Set exercise ::
Reproduce the entries in full, with no changes.

* begin Records shown *

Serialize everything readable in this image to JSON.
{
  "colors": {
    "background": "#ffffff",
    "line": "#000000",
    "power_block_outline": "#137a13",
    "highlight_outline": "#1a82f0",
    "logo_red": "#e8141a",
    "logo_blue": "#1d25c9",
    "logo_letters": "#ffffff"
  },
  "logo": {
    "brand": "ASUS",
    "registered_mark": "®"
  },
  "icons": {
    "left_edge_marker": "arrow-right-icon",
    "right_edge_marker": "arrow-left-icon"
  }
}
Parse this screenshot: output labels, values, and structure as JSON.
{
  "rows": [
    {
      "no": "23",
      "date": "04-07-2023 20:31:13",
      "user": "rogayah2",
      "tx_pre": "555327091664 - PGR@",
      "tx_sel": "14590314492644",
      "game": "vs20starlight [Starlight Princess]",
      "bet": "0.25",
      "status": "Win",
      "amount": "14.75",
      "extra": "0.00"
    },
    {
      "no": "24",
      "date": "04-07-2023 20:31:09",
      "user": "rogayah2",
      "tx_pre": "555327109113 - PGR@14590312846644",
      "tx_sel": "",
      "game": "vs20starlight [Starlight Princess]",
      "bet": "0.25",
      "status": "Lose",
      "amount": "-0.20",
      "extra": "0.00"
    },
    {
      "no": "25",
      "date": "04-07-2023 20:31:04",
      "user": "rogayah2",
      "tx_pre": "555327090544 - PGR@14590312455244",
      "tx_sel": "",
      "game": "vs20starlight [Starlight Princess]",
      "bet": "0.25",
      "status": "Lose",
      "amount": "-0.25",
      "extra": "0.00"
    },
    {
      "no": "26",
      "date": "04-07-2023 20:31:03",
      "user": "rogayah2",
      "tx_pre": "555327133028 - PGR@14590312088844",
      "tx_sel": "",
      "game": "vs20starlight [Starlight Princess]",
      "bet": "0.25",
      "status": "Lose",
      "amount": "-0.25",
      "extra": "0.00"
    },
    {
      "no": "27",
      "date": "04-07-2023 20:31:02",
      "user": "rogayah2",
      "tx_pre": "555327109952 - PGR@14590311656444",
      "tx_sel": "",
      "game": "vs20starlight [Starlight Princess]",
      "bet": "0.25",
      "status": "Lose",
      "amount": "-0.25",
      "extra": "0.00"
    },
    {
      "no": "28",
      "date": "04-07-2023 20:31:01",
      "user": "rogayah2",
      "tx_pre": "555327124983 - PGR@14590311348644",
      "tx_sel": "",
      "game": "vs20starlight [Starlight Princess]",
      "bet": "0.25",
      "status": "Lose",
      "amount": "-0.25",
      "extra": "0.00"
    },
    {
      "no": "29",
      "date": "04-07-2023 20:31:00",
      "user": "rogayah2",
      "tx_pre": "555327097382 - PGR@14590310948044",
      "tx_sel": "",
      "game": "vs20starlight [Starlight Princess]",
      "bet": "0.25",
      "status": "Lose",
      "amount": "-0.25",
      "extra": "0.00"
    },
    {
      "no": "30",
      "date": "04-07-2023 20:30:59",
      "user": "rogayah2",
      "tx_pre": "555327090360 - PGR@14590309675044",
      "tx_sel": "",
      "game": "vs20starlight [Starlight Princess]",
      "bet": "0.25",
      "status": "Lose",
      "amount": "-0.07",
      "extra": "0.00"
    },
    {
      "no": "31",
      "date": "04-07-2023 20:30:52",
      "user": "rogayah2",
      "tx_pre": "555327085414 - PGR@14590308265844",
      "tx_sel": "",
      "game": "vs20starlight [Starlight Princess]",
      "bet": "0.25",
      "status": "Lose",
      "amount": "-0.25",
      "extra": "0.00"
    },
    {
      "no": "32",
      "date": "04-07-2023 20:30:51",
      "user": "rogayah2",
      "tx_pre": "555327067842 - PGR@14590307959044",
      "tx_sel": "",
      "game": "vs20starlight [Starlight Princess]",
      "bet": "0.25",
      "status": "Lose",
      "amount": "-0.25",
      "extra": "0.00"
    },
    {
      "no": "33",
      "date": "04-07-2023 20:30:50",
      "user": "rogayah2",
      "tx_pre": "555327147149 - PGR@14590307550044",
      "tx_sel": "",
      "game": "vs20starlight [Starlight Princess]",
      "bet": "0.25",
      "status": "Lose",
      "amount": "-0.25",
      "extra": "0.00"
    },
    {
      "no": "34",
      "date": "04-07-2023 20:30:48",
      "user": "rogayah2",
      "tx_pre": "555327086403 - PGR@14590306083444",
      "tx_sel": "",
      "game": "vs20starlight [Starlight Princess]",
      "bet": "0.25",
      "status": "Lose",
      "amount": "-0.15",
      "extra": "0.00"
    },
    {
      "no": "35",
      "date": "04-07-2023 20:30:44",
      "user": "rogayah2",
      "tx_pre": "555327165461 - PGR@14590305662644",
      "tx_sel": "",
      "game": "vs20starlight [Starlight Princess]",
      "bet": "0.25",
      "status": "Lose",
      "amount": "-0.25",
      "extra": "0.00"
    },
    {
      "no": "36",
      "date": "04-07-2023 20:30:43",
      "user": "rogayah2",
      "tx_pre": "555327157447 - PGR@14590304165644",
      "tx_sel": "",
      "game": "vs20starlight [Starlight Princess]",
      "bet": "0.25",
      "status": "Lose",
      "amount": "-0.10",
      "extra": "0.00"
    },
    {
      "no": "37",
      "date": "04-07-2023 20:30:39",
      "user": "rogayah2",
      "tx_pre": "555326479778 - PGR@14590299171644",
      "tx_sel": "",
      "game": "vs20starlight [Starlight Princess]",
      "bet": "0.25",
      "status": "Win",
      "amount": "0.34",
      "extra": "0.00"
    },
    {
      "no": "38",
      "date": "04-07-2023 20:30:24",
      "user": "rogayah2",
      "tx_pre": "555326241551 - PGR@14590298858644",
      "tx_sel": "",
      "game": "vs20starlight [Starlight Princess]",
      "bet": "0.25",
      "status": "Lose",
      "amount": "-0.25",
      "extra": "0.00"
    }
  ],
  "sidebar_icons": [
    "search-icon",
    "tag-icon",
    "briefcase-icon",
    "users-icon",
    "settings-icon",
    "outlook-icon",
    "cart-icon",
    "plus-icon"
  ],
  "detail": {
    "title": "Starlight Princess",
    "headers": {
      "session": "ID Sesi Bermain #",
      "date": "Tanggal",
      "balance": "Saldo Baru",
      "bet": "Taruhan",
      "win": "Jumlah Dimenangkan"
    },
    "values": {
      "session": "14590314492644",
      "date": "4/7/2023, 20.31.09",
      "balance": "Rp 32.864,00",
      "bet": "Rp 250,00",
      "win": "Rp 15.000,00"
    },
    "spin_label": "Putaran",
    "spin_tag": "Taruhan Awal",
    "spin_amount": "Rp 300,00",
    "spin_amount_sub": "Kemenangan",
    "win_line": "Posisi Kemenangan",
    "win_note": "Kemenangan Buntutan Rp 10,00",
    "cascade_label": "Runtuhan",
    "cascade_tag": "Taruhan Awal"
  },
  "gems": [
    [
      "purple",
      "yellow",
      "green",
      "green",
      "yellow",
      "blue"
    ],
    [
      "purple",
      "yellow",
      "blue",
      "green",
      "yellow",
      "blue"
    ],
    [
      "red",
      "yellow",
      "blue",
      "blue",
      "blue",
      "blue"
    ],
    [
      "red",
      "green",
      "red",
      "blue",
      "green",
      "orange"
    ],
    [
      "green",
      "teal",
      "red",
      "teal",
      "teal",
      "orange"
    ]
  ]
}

* end Records shown *

Answer to this exercise ::
Serialize everything readable in this image to JSON.
{
  "colors": {
    "background": "#ffffff",
    "line": "#000000",
    "power_block_outline": "#137a13",
    "highlight_outline": "#1a82f0",
    "logo_red": "#e8141a",
    "logo_blue": "#1d25c9",
    "logo_letters": "#ffffff"
  },
  "logo": {
    "brand": "ASUS",
    "registered_mark": "®"
  },
  "icons": {
    "left_edge_marker": "arrow-right-icon",
    "right_edge_marker": "arrow-left-icon"
  }
}
Parse this screenshot: output labels, values, and structure as JSON.
{
  "rows": [
    {
      "no": "23",
      "date": "04-07-2023 20:31:13",
      "user": "rogayah2",
      "tx_pre": "555327091664 - PGR@",
      "tx_sel": "14590314492644",
      "game": "vs20starlight [Starlight Princess]",
      "bet": "0.25",
      "status": "Win",
      "amount": "14.75",
      "extra": "0.00"
    },
    {
      "no": "24",
      "date": "04-07-2023 20:31:09",
      "user": "rogayah2",
      "tx_pre": "555327109113 - PGR@14590312846644",
      "tx_sel": "",
      "game": "vs20starlight [Starlight Princess]",
      "bet": "0.25",
      "status": "Lose",
      "amount": "-0.20",
      "extra": "0.00"
    },
    {
      "no": "25",
      "date": "04-07-2023 20:31:04",
      "user": "rogayah2",
      "tx_pre": "555327090544 - PGR@14590312455244",
      "tx_sel": "",
      "game": "vs20starlight [Starlight Princess]",
      "bet": "0.25",
      "status": "Lose",
      "amount": "-0.25",
      "extra": "0.00"
    },
    {
      "no": "26",
      "date": "04-07-2023 20:31:03",
      "user": "rogayah2",
      "tx_pre": "555327133028 - PGR@14590312088844",
      "tx_sel": "",
      "game": "vs20starlight [Starlight Princess]",
      "bet": "0.25",
      "status": "Lose",
      "amount": "-0.25",
      "extra": "0.00"
    },
    {
      "no": "27",
      "date": "04-07-2023 20:31:02",
      "user": "rogayah2",
      "tx_pre": "555327109952 - PGR@14590311656444",
      "tx_sel": "",
      "game": "vs20starlight [Starlight Princess]",
      "bet": "0.25",
      "status": "Lose",
      "amount": "-0.25",
      "extra": "0.00"
    },
    {
      "no": "28",
      "date": "04-07-2023 20:31:01",
      "user": "rogayah2",
      "tx_pre": "555327124983 - PGR@14590311348644",
      "tx_sel": "",
      "game": "vs20starlight [Starlight Princess]",
      "bet": "0.25",
      "status": "Lose",
      "amount": "-0.25",
      "extra": "0.00"
    },
    {
      "no": "29",
      "date": "04-07-2023 20:31:00",
      "user": "rogayah2",
      "tx_pre": "555327097382 - PGR@14590310948044",
      "tx_sel": "",
      "game": "vs20starlight [Starlight Princess]",
      "bet": "0.25",
      "status": "Lose",
      "amount": "-0.25",
      "extra": "0.00"
    },
    {
      "no": "30",
      "date": "04-07-2023 20:30:59",
      "user": "rogayah2",
      "tx_pre": "555327090360 - PGR@14590309675044",
      "tx_sel": "",
      "game": "vs20starlight [Starlight Princess]",
      "bet": "0.25",
      "status": "Lose",
      "amount": "-0.07",
      "extra": "0.00"
    },
    {
      "no": "31",
      "date": "04-07-2023 20:30:52",
      "user": "rogayah2",
      "tx_pre": "555327085414 - PGR@14590308265844",
      "tx_sel": "",
      "game": "vs20starlight [Starlight Princess]",
      "bet": "0.25",
      "status": "Lose",
      "amount": "-0.25",
      "extra": "0.00"
    },
    {
      "no": "32",
      "date": "04-07-2023 20:30:51",
      "user": "rogayah2",
      "tx_pre": "555327067842 - PGR@14590307959044",
      "tx_sel": "",
      "game": "vs20starlight [Starlight Princess]",
      "bet": "0.25",
      "status": "Lose",
      "amount": "-0.25",
      "extra": "0.00"
    },
    {
      "no": "33",
      "date": "04-07-2023 20:30:50",
      "user": "rogayah2",
      "tx_pre": "555327147149 - PGR@14590307550044",
      "tx_sel": "",
      "game": "vs20starlight [Starlight Princess]",
      "bet": "0.25",
      "status": "Lose",
      "amount": "-0.25",
      "extra": "0.00"
    },
    {
      "no": "34",
      "date": "04-07-2023 20:30:48",
      "user": "rogayah2",
      "tx_pre": "555327086403 - PGR@14590306083444",
      "tx_sel": "",
      "game": "vs20starlight [Starlight Princess]",
      "bet": "0.25",
      "status": "Lose",
      "amount": "-0.15",
      "extra": "0.00"
    },
    {
      "no": "35",
      "date": "04-07-2023 20:30:44",
      "user": "rogayah2",
      "tx_pre": "555327165461 - PGR@14590305662644",
      "tx_sel": "",
      "game": "vs20starlight [Starlight Princess]",
      "bet": "0.25",
      "status": "Lose",
      "amount": "-0.25",
      "extra": "0.00"
    },
    {
      "no": "36",
      "date": "04-07-2023 20:30:43",
      "user": "rogayah2",
      "tx_pre": "555327157447 - PGR@14590304165644",
      "tx_sel": "",
      "game": "vs20starlight [Starlight Princess]",
      "bet": "0.25",
      "status": "Lose",
      "amount": "-0.10",
      "extra": "0.00"
    },
    {
      "no": "37",
      "date": "04-07-2023 20:30:39",
      "user": "rogayah2",
      "tx_pre": "555326479778 - PGR@14590299171644",
      "tx_sel": "",
      "game": "vs20starlight [Starlight Princess]",
      "bet": "0.25",
      "status": "Win",
      "amount": "0.34",
      "extra": "0.00"
    },
    {
      "no": "38",
      "date": "04-07-2023 20:30:24",
      "user": "rogayah2",
      "tx_pre": "555326241551 - PGR@14590298858644",
      "tx_sel": "",
      "game": "vs20starlight [Starlight Princess]",
      "bet": "0.25",
      "status": "Lose",
      "amount": "-0.25",
      "extra": "0.00"
    }
  ],
  "sidebar_icons": [
    "search-icon",
    "tag-icon",
    "briefcase-icon",
    "users-icon",
    "settings-icon",
    "outlook-icon",
    "cart-icon",
    "plus-icon"
  ],
  "detail": {
    "title": "Starlight Princess",
    "headers": {
      "session": "ID Sesi Bermain #",
      "date": "Tanggal",
      "balance": "Saldo Baru",
      "bet": "Taruhan",
      "win": "Jumlah Dimenangkan"
    },
    "values": {
      "session": "14590314492644",
      "date": "4/7/2023, 20.31.09",
      "balance": "Rp 32.864,00",
      "bet": "Rp 250,00",
      "win": "Rp 15.000,00"
    },
    "spin_label": "Putaran",
    "spin_tag": "Taruhan Awal",
    "spin_amount": "Rp 300,00",
    "spin_amount_sub": "Kemenangan",
    "win_line": "Posisi Kemenangan",
    "win_note": "Kemenangan Buntutan Rp 10,00",
    "cascade_label": "Runtuhan",
    "cascade_tag": "Taruhan Awal"
  },
  "gems": [
    [
      "purple",
      "yellow",
      "green",
      "green",
      "yellow",
      "blue"
    ],
    [
      "purple",
      "yellow",
      "blue",
      "green",
      "yellow",
      "blue"
    ],
    [
      "red",
      "yellow",
      "blue",
      "blue",
      "blue",
      "blue"
    ],
    [
      "red",
      "green",
      "red",
      "blue",
      "green",
      "orange"
    ],
    [
      "green",
      "teal",
      "red",
      "teal",
      "teal",
      "orange"
    ]
  ]
}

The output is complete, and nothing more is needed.